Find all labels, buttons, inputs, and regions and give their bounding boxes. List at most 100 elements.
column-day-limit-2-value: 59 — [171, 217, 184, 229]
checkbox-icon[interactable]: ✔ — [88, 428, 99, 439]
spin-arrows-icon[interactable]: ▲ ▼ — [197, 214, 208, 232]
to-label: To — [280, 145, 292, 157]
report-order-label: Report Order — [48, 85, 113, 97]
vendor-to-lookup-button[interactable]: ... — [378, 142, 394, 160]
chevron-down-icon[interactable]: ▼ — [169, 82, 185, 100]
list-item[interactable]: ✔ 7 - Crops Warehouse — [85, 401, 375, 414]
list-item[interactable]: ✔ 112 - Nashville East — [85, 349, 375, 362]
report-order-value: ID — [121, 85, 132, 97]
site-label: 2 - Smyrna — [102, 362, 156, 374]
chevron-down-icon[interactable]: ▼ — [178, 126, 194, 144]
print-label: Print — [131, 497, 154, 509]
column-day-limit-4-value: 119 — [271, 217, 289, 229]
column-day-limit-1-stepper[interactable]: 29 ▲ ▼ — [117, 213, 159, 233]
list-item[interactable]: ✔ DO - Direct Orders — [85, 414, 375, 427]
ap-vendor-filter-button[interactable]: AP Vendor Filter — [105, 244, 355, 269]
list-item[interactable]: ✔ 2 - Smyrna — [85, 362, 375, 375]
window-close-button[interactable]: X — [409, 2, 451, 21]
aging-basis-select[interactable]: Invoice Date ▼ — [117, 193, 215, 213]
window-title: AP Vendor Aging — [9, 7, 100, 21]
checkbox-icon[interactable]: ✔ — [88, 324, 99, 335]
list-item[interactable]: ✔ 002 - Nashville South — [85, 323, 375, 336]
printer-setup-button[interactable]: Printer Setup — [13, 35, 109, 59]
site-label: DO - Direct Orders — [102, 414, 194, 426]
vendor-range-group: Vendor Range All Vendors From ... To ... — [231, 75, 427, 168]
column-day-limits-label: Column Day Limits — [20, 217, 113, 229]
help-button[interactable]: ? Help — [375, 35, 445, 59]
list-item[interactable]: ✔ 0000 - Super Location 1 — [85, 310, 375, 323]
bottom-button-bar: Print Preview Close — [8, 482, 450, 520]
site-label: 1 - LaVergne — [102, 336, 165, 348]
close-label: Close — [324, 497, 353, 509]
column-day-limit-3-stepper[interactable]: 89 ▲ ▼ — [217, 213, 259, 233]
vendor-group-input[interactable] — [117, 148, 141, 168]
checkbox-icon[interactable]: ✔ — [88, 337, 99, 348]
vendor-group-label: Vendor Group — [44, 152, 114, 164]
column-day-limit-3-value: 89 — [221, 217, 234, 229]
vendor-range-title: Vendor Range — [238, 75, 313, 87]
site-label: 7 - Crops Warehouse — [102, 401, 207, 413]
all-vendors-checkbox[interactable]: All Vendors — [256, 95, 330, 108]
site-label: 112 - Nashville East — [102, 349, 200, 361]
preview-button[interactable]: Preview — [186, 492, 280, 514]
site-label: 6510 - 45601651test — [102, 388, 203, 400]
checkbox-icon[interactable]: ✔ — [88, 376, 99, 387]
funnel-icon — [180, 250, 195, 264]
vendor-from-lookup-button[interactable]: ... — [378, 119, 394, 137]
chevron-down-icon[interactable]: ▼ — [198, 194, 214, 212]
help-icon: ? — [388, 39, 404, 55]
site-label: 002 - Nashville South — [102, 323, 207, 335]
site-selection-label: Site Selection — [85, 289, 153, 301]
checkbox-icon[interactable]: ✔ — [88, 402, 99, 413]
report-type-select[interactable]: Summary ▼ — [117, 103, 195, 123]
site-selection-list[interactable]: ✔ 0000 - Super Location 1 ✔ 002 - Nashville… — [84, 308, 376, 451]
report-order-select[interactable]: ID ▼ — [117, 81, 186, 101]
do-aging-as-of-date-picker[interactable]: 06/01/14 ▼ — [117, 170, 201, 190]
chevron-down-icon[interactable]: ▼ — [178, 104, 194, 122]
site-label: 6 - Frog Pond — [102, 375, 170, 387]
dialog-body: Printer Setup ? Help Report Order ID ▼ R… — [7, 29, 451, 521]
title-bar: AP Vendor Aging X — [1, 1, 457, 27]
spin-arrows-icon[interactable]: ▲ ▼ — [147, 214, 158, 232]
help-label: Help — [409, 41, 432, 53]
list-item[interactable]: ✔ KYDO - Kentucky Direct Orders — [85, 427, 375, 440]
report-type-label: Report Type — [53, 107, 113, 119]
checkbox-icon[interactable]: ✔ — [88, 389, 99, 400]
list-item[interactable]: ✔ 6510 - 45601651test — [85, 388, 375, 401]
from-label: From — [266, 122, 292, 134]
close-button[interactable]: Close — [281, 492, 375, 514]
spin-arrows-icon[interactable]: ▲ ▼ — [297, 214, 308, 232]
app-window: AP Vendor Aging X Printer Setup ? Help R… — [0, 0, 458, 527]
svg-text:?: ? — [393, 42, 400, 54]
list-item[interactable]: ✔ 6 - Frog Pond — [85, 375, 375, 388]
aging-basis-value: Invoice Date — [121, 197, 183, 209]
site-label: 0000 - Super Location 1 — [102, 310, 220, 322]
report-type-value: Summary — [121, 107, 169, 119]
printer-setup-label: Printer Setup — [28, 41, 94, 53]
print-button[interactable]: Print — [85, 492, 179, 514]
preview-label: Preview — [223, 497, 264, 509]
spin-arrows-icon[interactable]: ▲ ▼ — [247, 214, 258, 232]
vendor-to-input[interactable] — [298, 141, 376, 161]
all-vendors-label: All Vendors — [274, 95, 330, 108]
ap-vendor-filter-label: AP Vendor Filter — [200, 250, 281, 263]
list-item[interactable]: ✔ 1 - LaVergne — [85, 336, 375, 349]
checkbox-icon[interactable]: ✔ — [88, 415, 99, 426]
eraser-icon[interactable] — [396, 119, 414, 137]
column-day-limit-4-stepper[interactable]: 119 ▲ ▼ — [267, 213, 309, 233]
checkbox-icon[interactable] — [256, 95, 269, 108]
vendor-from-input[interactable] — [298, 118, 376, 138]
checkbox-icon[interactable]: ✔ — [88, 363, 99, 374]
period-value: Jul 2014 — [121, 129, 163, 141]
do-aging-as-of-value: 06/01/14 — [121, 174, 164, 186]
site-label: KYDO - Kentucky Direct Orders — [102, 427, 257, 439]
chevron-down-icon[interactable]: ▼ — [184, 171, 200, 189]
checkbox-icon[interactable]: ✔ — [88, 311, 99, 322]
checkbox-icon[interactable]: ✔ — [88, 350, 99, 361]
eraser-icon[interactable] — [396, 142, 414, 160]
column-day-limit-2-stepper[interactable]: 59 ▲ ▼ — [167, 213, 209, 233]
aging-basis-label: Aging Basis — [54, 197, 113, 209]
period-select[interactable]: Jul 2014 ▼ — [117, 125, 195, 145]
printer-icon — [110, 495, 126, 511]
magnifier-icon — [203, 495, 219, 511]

§ **Work instructions**
Switch "Nashville" to "Memphis" everywhere it occurs in the data above, and reproduce all of the data with nothing else altered.

§ **Result for this task**
Find all labels, buttons, inputs, and regions and give their bounding boxes. List at most 100 elements.
column-day-limit-2-value: 59 — [171, 217, 184, 229]
checkbox-icon[interactable]: ✔ — [88, 428, 99, 439]
spin-arrows-icon[interactable]: ▲ ▼ — [197, 214, 208, 232]
to-label: To — [280, 145, 292, 157]
report-order-label: Report Order — [48, 85, 113, 97]
vendor-to-lookup-button[interactable]: ... — [378, 142, 394, 160]
chevron-down-icon[interactable]: ▼ — [169, 82, 185, 100]
list-item[interactable]: ✔ 7 - Crops Warehouse — [85, 401, 375, 414]
list-item[interactable]: ✔ 112 - Memphis East — [85, 349, 375, 362]
report-order-value: ID — [121, 85, 132, 97]
site-label: 2 - Smyrna — [102, 362, 156, 374]
chevron-down-icon[interactable]: ▼ — [178, 126, 194, 144]
print-label: Print — [131, 497, 154, 509]
column-day-limit-4-value: 119 — [271, 217, 289, 229]
column-day-limit-1-stepper[interactable]: 29 ▲ ▼ — [117, 213, 159, 233]
list-item[interactable]: ✔ DO - Direct Orders — [85, 414, 375, 427]
ap-vendor-filter-button[interactable]: AP Vendor Filter — [105, 244, 355, 269]
list-item[interactable]: ✔ 2 - Smyrna — [85, 362, 375, 375]
window-close-button[interactable]: X — [409, 2, 451, 21]
aging-basis-select[interactable]: Invoice Date ▼ — [117, 193, 215, 213]
window-title: AP Vendor Aging — [9, 7, 100, 21]
checkbox-icon[interactable]: ✔ — [88, 324, 99, 335]
list-item[interactable]: ✔ 002 - Memphis South — [85, 323, 375, 336]
printer-setup-button[interactable]: Printer Setup — [13, 35, 109, 59]
site-label: DO - Direct Orders — [102, 414, 194, 426]
vendor-range-group: Vendor Range All Vendors From ... To ... — [231, 75, 427, 168]
column-day-limits-label: Column Day Limits — [20, 217, 113, 229]
help-button[interactable]: ? Help — [375, 35, 445, 59]
list-item[interactable]: ✔ 0000 - Super Location 1 — [85, 310, 375, 323]
bottom-button-bar: Print Preview Close — [8, 482, 450, 520]
site-label: 1 - LaVergne — [102, 336, 165, 348]
close-label: Close — [324, 497, 353, 509]
column-day-limit-3-stepper[interactable]: 89 ▲ ▼ — [217, 213, 259, 233]
vendor-group-input[interactable] — [117, 148, 141, 168]
checkbox-icon[interactable]: ✔ — [88, 337, 99, 348]
vendor-group-label: Vendor Group — [44, 152, 114, 164]
column-day-limit-3-value: 89 — [221, 217, 234, 229]
vendor-range-title: Vendor Range — [238, 75, 313, 87]
site-label: 7 - Crops Warehouse — [102, 401, 207, 413]
all-vendors-checkbox[interactable]: All Vendors — [256, 95, 330, 108]
site-label: 112 - Memphis East — [102, 349, 200, 361]
preview-button[interactable]: Preview — [186, 492, 280, 514]
site-label: 6510 - 45601651test — [102, 388, 203, 400]
checkbox-icon[interactable]: ✔ — [88, 376, 99, 387]
funnel-icon — [180, 250, 195, 264]
vendor-from-lookup-button[interactable]: ... — [378, 119, 394, 137]
chevron-down-icon[interactable]: ▼ — [198, 194, 214, 212]
help-icon: ? — [388, 39, 404, 55]
site-label: 002 - Memphis South — [102, 323, 207, 335]
site-selection-label: Site Selection — [85, 289, 153, 301]
checkbox-icon[interactable]: ✔ — [88, 402, 99, 413]
report-type-select[interactable]: Summary ▼ — [117, 103, 195, 123]
site-selection-list[interactable]: ✔ 0000 - Super Location 1 ✔ 002 - Memphis… — [84, 308, 376, 451]
report-order-select[interactable]: ID ▼ — [117, 81, 186, 101]
do-aging-as-of-date-picker[interactable]: 06/01/14 ▼ — [117, 170, 201, 190]
chevron-down-icon[interactable]: ▼ — [178, 104, 194, 122]
site-label: 6 - Frog Pond — [102, 375, 170, 387]
dialog-body: Printer Setup ? Help Report Order ID ▼ R… — [7, 29, 451, 521]
title-bar: AP Vendor Aging X — [1, 1, 457, 27]
spin-arrows-icon[interactable]: ▲ ▼ — [147, 214, 158, 232]
help-label: Help — [409, 41, 432, 53]
list-item[interactable]: ✔ KYDO - Kentucky Direct Orders — [85, 427, 375, 440]
report-type-label: Report Type — [53, 107, 113, 119]
checkbox-icon[interactable]: ✔ — [88, 389, 99, 400]
list-item[interactable]: ✔ 6510 - 45601651test — [85, 388, 375, 401]
from-label: From — [266, 122, 292, 134]
close-button[interactable]: Close — [281, 492, 375, 514]
spin-arrows-icon[interactable]: ▲ ▼ — [297, 214, 308, 232]
app-window: AP Vendor Aging X Printer Setup ? Help R… — [0, 0, 458, 527]
svg-text:?: ? — [393, 42, 400, 54]
list-item[interactable]: ✔ 6 - Frog Pond — [85, 375, 375, 388]
aging-basis-value: Invoice Date — [121, 197, 183, 209]
site-label: 0000 - Super Location 1 — [102, 310, 220, 322]
report-type-value: Summary — [121, 107, 169, 119]
printer-setup-label: Printer Setup — [28, 41, 94, 53]
print-button[interactable]: Print — [85, 492, 179, 514]
preview-label: Preview — [223, 497, 264, 509]
spin-arrows-icon[interactable]: ▲ ▼ — [247, 214, 258, 232]
vendor-to-input[interactable] — [298, 141, 376, 161]
all-vendors-label: All Vendors — [274, 95, 330, 108]
ap-vendor-filter-label: AP Vendor Filter — [200, 250, 281, 263]
list-item[interactable]: ✔ 1 - LaVergne — [85, 336, 375, 349]
checkbox-icon[interactable]: ✔ — [88, 415, 99, 426]
eraser-icon[interactable] — [396, 119, 414, 137]
column-day-limit-4-stepper[interactable]: 119 ▲ ▼ — [267, 213, 309, 233]
checkbox-icon[interactable] — [256, 95, 269, 108]
vendor-from-input[interactable] — [298, 118, 376, 138]
checkbox-icon[interactable]: ✔ — [88, 363, 99, 374]
period-value: Jul 2014 — [121, 129, 163, 141]
do-aging-as-of-value: 06/01/14 — [121, 174, 164, 186]
site-label: KYDO - Kentucky Direct Orders — [102, 427, 257, 439]
chevron-down-icon[interactable]: ▼ — [184, 171, 200, 189]
checkbox-icon[interactable]: ✔ — [88, 311, 99, 322]
checkbox-icon[interactable]: ✔ — [88, 350, 99, 361]
eraser-icon[interactable] — [396, 142, 414, 160]
column-day-limit-2-stepper[interactable]: 59 ▲ ▼ — [167, 213, 209, 233]
aging-basis-label: Aging Basis — [54, 197, 113, 209]
period-select[interactable]: Jul 2014 ▼ — [117, 125, 195, 145]
printer-icon — [110, 495, 126, 511]
magnifier-icon — [203, 495, 219, 511]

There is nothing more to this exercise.